-------- DATA SUPPLIED --------

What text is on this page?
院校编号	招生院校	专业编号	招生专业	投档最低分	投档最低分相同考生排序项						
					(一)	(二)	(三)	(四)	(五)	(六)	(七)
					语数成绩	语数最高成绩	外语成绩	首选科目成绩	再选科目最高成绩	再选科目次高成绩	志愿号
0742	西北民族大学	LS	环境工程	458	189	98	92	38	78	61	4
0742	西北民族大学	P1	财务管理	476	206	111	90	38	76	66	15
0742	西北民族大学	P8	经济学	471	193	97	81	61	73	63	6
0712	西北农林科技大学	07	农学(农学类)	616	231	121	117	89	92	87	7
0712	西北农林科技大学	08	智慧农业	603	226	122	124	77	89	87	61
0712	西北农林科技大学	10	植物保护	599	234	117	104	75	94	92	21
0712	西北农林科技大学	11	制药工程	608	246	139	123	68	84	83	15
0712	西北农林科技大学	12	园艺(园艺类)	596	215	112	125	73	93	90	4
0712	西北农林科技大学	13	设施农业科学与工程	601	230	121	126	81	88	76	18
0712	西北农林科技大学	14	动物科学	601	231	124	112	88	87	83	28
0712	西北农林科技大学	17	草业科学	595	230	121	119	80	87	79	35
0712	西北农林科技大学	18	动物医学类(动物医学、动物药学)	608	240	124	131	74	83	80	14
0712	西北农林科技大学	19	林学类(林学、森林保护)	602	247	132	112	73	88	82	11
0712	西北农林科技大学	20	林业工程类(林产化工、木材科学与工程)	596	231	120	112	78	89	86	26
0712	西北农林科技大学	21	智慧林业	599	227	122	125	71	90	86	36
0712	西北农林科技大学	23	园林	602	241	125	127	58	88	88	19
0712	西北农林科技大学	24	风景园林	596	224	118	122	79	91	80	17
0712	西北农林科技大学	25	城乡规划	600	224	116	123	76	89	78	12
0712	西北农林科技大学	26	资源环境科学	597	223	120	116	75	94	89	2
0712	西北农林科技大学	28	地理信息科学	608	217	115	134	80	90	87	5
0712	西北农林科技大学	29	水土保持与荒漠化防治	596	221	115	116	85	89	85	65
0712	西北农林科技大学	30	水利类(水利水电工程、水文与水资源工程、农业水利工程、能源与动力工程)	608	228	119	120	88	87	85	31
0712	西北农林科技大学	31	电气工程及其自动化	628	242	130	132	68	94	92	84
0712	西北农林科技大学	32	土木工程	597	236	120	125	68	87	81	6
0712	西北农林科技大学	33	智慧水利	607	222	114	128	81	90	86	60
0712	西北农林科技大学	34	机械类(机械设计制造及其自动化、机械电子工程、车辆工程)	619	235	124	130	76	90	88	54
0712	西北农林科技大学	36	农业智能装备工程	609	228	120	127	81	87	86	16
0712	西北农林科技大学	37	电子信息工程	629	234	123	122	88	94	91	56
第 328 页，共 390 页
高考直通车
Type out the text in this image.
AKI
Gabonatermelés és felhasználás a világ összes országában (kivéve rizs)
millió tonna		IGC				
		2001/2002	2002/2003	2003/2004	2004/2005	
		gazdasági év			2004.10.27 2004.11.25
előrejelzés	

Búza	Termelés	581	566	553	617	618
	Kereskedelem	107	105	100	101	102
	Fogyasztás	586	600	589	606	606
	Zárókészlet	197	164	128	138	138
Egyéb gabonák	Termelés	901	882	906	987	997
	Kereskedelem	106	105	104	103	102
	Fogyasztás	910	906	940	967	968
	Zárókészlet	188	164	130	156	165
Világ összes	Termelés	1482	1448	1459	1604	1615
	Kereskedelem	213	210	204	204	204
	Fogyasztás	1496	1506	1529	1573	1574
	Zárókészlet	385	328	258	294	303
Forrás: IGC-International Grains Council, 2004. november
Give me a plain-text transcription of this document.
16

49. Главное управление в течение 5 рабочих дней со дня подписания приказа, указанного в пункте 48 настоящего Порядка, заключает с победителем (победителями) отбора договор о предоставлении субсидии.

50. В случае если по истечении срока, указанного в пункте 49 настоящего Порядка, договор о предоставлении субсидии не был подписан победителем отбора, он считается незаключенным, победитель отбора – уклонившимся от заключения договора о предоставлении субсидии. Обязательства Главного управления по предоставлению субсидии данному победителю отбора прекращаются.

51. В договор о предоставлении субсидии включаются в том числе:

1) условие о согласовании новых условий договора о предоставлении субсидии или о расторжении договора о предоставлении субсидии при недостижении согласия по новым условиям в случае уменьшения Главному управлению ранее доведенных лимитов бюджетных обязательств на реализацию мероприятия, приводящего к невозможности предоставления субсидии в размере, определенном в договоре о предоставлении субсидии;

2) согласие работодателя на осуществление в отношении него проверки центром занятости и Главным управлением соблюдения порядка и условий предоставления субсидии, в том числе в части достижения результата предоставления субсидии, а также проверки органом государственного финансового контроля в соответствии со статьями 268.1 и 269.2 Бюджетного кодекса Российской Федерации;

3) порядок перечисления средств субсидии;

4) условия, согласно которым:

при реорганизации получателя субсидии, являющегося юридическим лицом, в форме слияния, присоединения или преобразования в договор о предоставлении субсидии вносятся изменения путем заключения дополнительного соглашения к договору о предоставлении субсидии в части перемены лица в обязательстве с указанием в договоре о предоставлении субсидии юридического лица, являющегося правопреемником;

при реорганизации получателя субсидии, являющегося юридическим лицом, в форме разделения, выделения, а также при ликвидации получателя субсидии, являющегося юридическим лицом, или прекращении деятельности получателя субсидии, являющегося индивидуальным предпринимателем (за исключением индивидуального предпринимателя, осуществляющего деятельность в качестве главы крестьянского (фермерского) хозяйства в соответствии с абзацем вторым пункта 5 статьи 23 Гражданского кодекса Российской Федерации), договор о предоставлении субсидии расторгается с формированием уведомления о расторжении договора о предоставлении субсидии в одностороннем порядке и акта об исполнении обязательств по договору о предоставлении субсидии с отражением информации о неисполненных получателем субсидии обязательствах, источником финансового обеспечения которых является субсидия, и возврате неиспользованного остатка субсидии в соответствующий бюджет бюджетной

--------

Only lines holding the string "Fogyasztás" are wanted; gather each one from the entries above.

(EXERCISE SOLUTION)
	Fogyasztás	586	600	589	606	606
	Fogyasztás	910	906	940	967	968
	Fogyasztás	1496	1506	1529	1573	1574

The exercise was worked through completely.